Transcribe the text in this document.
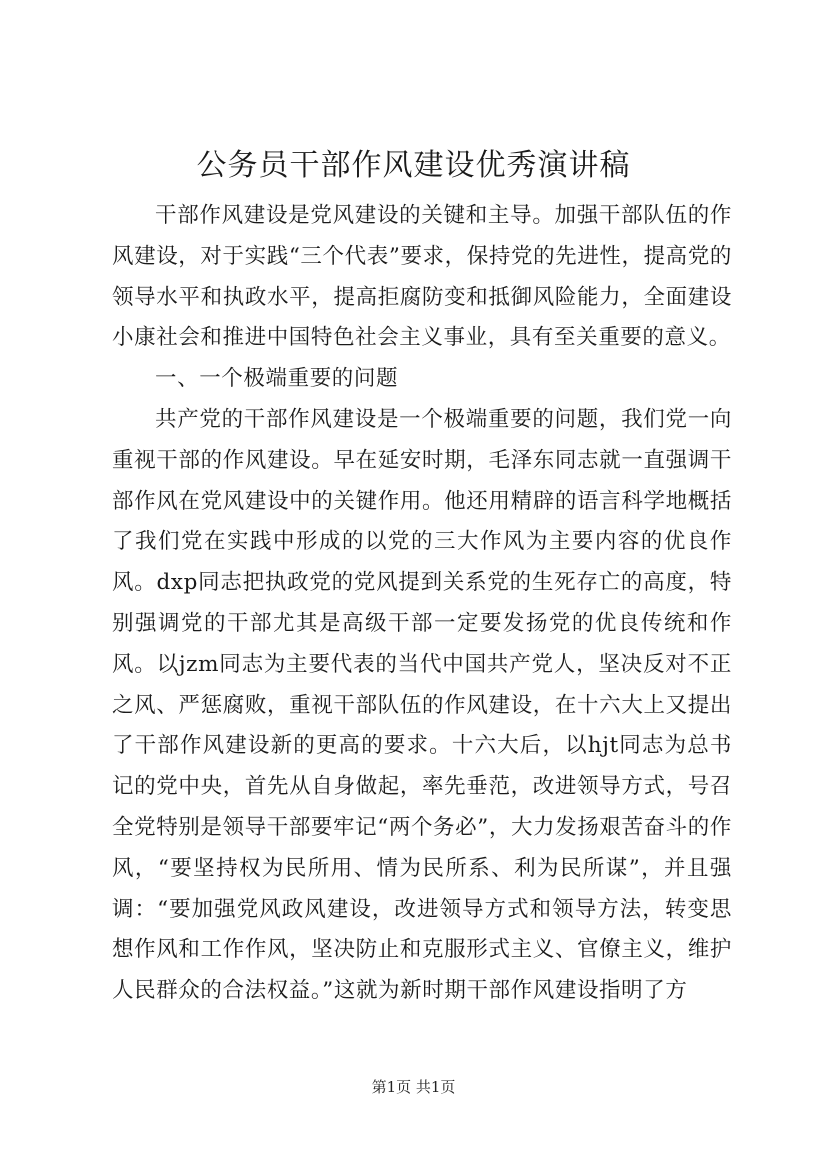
公务员干部作风建设优秀演讲稿

干部作风建设是党风建设的关键和主导。加强干部队伍的作风建设，对于实践“三个代表”要求，保持党的先进性，提高党的领导水平和执政水平，提高拒腐防变和抵御风险能力，全面建设小康社会和推进中国特色社会主义事业，具有至关重要的意义。

一、一个极端重要的问题

共产党的干部作风建设是一个极端重要的问题，我们党一向重视干部的作风建设。早在延安时期，毛泽东同志就一直强调干部作风在党风建设中的关键作用。他还用精辟的语言科学地概括了我们党在实践中形成的以党的三大作风为主要内容的优良作风。dxp同志把执政党的党风提到关系党的生死存亡的高度，特别强调党的干部尤其是高级干部一定要发扬党的优良传统和作风。以jzm同志为主要代表的当代中国共产党人，坚决反对不正之风、严惩腐败，重视干部队伍的作风建设，在十六大上又提出了干部作风建设新的更高的要求。十六大后，以hjt同志为总书记的党中央，首先从自身做起，率先垂范，改进领导方式，号召全党特别是领导干部要牢记“两个务必”，大力发扬艰苦奋斗的作风，“要坚持权为民所用、情为民所系、利为民所谋”，并且强调：“要加强党风政风建设，改进领导方式和领导方法，转变思想作风和工作作风，坚决防止和克服形式主义、官僚主义，维护人民群众的合法权益。”这就为新时期干部作风建设指明了方

第1页 共1页
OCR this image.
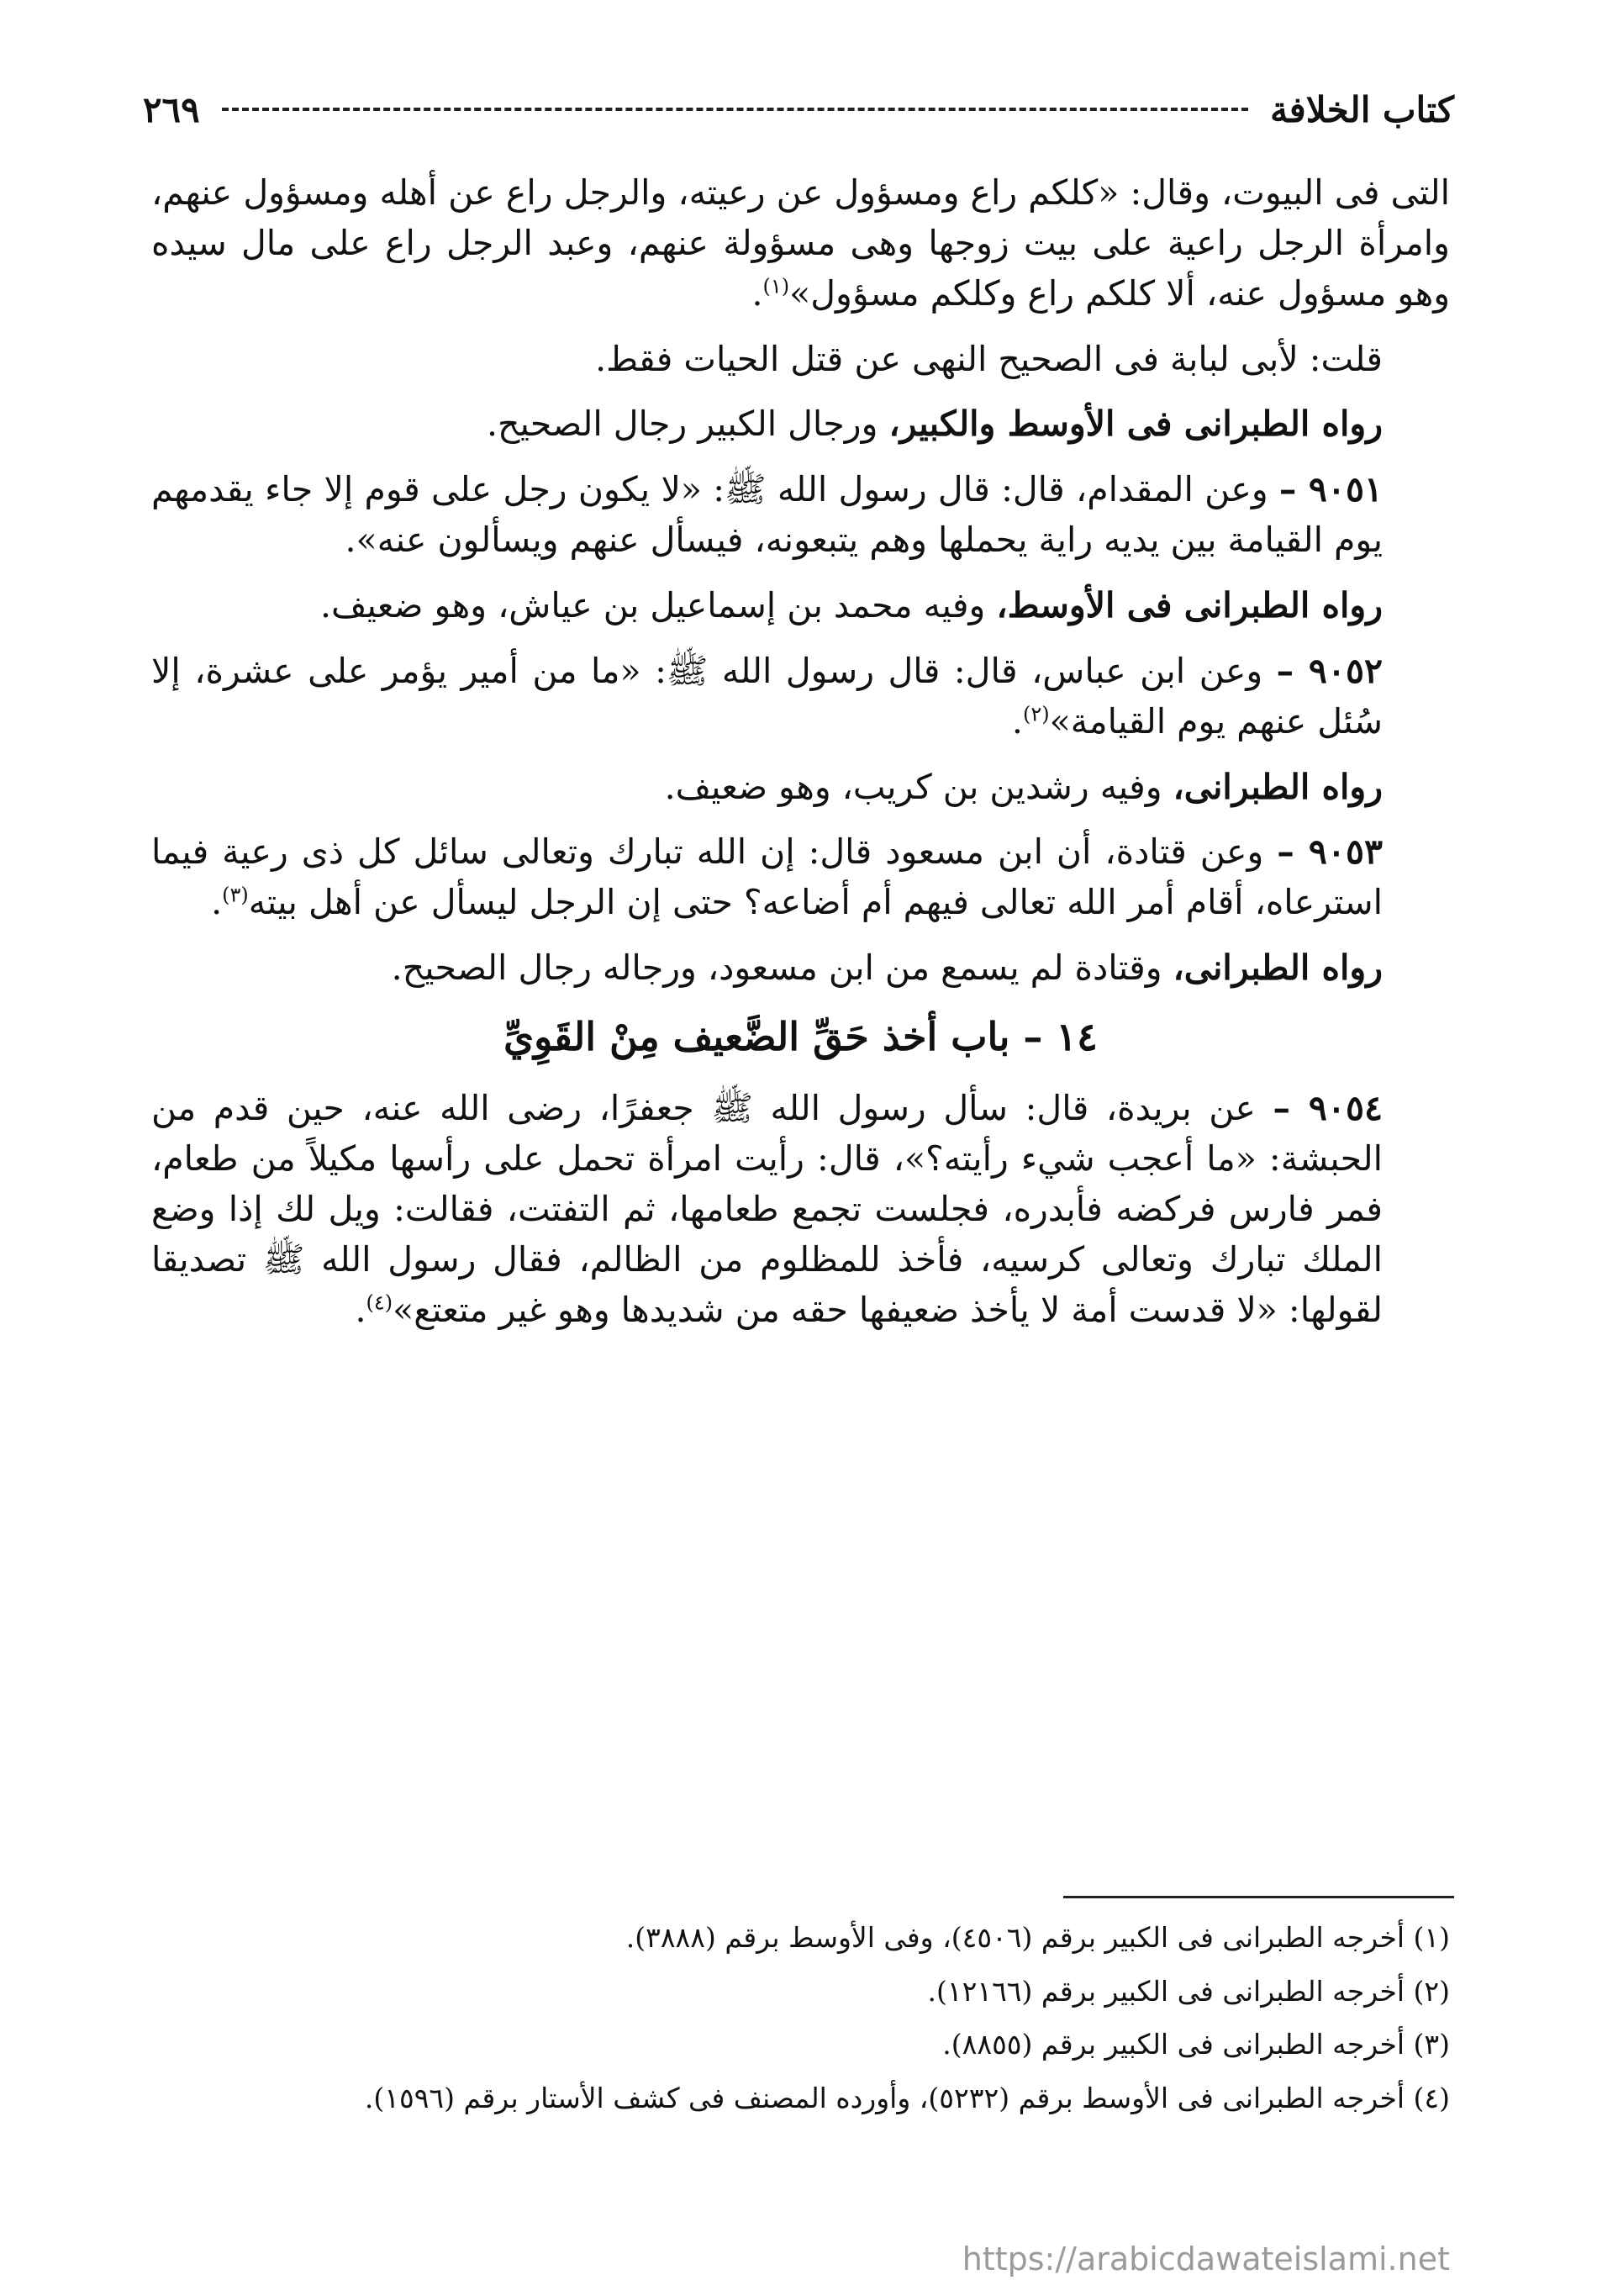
كتاب الخلافة
٢٦٩

التى فى البيوت، وقال: «كلكم راع ومسؤول عن رعيته، والرجل راع عن أهله ومسؤول عنهم، وامرأة الرجل راعية على بيت زوجها وهى مسؤولة عنهم، وعبد الرجل راع على مال سيده وهو مسؤول عنه، ألا كلكم راع وكلكم مسؤول»$^{(١)}$.

قلت: لأبى لبابة فى الصحيح النهى عن قتل الحيات فقط.

رواه الطبرانى فى الأوسط والكبير، ورجال الكبير رجال الصحيح.

٩٠٥١ – وعن المقدام، قال: قال رسول الله ﷺ: «لا يكون رجل على قوم إلا جاء يقدمهم يوم القيامة بين يديه راية يحملها وهم يتبعونه، فيسأل عنهم ويسألون عنه».

رواه الطبرانى فى الأوسط، وفيه محمد بن إسماعيل بن عياش، وهو ضعيف.

٩٠٥٢ – وعن ابن عباس، قال: قال رسول الله ﷺ: «ما من أمير يؤمر على عشرة، إلا سُئل عنهم يوم القيامة»$^{(٢)}$.

رواه الطبرانى، وفيه رشدين بن كريب، وهو ضعيف.

٩٠٥٣ – وعن قتادة، أن ابن مسعود قال: إن الله تبارك وتعالى سائل كل ذى رعية فيما استرعاه، أقام أمر الله تعالى فيهم أم أضاعه؟ حتى إن الرجل ليسأل عن أهل بيته$^{(٣)}$.

رواه الطبرانى، وقتادة لم يسمع من ابن مسعود، ورجاله رجال الصحيح.

١٤ – باب أخذ حَقِّ الضَّعيف مِنْ القَوِيِّ

٩٠٥٤ – عن بريدة، قال: سأل رسول الله ﷺ جعفرًا، رضى الله عنه، حين قدم من الحبشة: «ما أعجب شيء رأيته؟»، قال: رأيت امرأة تحمل على رأسها مكيلاً من طعام، فمر فارس فركضه فأبدره، فجلست تجمع طعامها، ثم التفتت، فقالت: ويل لك إذا وضع الملك تبارك وتعالى كرسيه، فأخذ للمظلوم من الظالم، فقال رسول الله ﷺ تصديقا لقولها: «لا قدست أمة لا يأخذ ضعيفها حقه من شديدها وهو غير متعتع»$^{(٤)}$.

(١) أخرجه الطبرانى فى الكبير برقم (٤٥٠٦)، وفى الأوسط برقم (٣٨٨٨).

(٢) أخرجه الطبرانى فى الكبير برقم (١٢١٦٦).

(٣) أخرجه الطبرانى فى الكبير برقم (٨٨٥٥).

(٤) أخرجه الطبرانى فى الأوسط برقم (٥٢٣٢)، وأورده المصنف فى كشف الأستار برقم (١٥٩٦).

https://arabicdawateislami.net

+++

■ WHAT YOU NEED TO DO
Using the material above, count the lines containing the word "رواه". Reply with the number alone.

■ THE RESULT
4